**Problem to solve**
Can you retype every record below exactly as written?

* Begin Data shown *

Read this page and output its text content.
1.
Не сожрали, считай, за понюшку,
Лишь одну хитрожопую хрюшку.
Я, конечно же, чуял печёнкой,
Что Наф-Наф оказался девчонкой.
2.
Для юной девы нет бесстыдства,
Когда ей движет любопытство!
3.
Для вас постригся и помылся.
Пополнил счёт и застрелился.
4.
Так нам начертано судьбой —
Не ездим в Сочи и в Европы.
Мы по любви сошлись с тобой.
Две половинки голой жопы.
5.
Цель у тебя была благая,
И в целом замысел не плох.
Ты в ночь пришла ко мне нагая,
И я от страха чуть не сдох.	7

* End Data shown *

**In response**
Read this page and output its text content.
1.
Не сожрали, считай, за понюшку,
Лишь одну хитрожопую хрюшку.
Я, конечно же, чуял печёнкой,
Что Наф-Наф оказался девчонкой.
2.
Для юной девы нет бесстыдства,
Когда ей движет любопытство!
3.
Для вас постригся и помылся.
Пополнил счёт и застрелился.
4.
Так нам начертано судьбой —
Не ездим в Сочи и в Европы.
Мы по любви сошлись с тобой.
Две половинки голой жопы.
5.
Цель у тебя была благая,
И в целом замысел не плох.
Ты в ночь пришла ко мне нагая,
И я от страха чуть не сдох.	7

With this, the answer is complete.